--- Set problem ---
Which lines run from the one containing "OCR this image." to the end of the entries? Quote them exactly, and nothing else.

--- Records ---

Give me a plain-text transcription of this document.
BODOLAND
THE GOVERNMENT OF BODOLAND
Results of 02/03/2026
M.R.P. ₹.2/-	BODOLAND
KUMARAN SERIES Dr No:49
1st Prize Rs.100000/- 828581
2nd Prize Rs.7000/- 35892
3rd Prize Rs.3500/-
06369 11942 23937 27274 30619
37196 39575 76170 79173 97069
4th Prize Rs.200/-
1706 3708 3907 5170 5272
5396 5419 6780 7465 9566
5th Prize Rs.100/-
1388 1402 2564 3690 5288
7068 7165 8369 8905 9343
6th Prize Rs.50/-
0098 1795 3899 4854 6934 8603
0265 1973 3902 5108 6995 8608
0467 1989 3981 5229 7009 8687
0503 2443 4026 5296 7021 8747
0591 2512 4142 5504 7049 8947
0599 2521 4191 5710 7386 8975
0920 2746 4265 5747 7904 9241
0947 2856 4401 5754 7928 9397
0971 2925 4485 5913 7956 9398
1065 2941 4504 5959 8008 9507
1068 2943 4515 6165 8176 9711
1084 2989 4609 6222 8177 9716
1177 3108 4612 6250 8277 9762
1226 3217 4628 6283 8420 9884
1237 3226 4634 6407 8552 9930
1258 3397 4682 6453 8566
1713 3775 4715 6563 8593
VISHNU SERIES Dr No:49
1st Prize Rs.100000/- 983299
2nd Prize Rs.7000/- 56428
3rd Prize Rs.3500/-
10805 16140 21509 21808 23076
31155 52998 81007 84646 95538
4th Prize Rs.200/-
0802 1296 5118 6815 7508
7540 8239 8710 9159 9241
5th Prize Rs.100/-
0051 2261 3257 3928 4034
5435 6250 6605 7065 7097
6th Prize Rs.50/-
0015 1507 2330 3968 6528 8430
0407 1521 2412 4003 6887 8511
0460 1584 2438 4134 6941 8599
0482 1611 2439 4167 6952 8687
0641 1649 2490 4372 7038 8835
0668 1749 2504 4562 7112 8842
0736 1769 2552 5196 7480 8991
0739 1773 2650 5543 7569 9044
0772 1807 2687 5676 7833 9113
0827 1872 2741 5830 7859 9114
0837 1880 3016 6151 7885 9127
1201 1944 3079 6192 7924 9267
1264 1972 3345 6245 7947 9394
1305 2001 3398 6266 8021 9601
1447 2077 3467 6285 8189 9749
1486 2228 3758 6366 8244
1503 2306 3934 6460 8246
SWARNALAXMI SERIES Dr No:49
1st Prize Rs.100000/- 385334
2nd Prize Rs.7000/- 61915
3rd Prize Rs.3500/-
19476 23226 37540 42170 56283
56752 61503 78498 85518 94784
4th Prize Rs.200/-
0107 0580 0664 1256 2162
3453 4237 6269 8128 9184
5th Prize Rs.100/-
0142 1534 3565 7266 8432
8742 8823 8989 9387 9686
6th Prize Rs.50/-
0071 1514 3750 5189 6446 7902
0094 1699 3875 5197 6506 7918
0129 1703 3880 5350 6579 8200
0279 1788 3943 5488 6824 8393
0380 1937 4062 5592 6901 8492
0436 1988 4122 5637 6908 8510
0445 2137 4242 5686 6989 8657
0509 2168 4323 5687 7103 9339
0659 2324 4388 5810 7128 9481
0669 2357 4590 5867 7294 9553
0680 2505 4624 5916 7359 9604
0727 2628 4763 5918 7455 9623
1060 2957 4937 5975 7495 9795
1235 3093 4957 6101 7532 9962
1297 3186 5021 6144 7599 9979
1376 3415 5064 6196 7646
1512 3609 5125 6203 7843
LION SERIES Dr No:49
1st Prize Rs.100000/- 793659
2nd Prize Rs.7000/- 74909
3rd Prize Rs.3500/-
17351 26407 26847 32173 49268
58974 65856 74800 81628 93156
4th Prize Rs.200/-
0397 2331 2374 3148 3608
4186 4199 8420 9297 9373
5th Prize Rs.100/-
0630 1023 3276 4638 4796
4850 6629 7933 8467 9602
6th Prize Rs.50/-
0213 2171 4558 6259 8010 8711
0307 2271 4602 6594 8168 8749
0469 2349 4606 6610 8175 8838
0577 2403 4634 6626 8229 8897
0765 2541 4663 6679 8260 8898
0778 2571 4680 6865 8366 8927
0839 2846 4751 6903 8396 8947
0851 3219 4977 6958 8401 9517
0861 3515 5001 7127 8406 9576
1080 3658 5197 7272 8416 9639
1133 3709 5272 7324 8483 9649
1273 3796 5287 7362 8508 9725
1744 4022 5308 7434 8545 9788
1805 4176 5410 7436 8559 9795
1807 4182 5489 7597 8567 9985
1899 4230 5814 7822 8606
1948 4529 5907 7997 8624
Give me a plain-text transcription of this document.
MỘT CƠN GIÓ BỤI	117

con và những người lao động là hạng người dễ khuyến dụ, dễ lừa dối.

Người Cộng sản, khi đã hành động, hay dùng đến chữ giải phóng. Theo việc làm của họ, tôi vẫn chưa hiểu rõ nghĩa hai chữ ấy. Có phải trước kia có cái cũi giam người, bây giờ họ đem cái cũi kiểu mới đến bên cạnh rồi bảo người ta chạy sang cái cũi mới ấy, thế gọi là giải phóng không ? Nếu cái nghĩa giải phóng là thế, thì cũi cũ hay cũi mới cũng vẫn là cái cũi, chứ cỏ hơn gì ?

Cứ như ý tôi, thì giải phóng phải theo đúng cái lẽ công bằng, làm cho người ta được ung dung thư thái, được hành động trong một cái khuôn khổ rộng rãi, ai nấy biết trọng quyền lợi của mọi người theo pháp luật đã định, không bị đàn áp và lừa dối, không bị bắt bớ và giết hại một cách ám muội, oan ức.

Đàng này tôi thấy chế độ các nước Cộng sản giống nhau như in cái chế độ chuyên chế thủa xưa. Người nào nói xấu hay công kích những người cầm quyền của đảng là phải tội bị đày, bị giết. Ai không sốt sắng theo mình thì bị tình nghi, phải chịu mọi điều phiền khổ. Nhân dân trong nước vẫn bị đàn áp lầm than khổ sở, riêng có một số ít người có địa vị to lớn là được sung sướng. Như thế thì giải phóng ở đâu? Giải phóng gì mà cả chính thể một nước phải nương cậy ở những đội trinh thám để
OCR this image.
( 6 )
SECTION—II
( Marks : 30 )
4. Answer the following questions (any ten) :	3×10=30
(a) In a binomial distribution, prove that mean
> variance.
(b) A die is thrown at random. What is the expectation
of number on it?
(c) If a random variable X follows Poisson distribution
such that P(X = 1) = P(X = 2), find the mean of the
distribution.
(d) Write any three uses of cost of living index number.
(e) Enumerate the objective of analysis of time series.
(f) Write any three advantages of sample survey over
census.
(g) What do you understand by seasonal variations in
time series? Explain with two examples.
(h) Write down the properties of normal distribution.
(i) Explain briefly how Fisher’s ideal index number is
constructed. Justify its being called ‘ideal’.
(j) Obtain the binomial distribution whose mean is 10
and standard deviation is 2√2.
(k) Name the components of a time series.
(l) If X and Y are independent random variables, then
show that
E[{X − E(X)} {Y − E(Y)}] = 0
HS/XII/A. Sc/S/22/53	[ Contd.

--- Written response ---
OCR this image.
( 6 )
SECTION—II
( Marks : 30 )
4. Answer the following questions (any ten) :	3×10=30
(a) In a binomial distribution, prove that mean
> variance.
(b) A die is thrown at random. What is the expectation
of number on it?
(c) If a random variable X follows Poisson distribution
such that P(X = 1) = P(X = 2), find the mean of the
distribution.
(d) Write any three uses of cost of living index number.
(e) Enumerate the objective of analysis of time series.
(f) Write any three advantages of sample survey over
census.
(g) What do you understand by seasonal variations in
time series? Explain with two examples.
(h) Write down the properties of normal distribution.
(i) Explain briefly how Fisher’s ideal index number is
constructed. Justify its being called ‘ideal’.
(j) Obtain the binomial distribution whose mean is 10
and standard deviation is 2√2.
(k) Name the components of a time series.
(l) If X and Y are independent random variables, then
show that
E[{X − E(X)} {Y − E(Y)}] = 0
HS/XII/A. Sc/S/22/53	[ Contd.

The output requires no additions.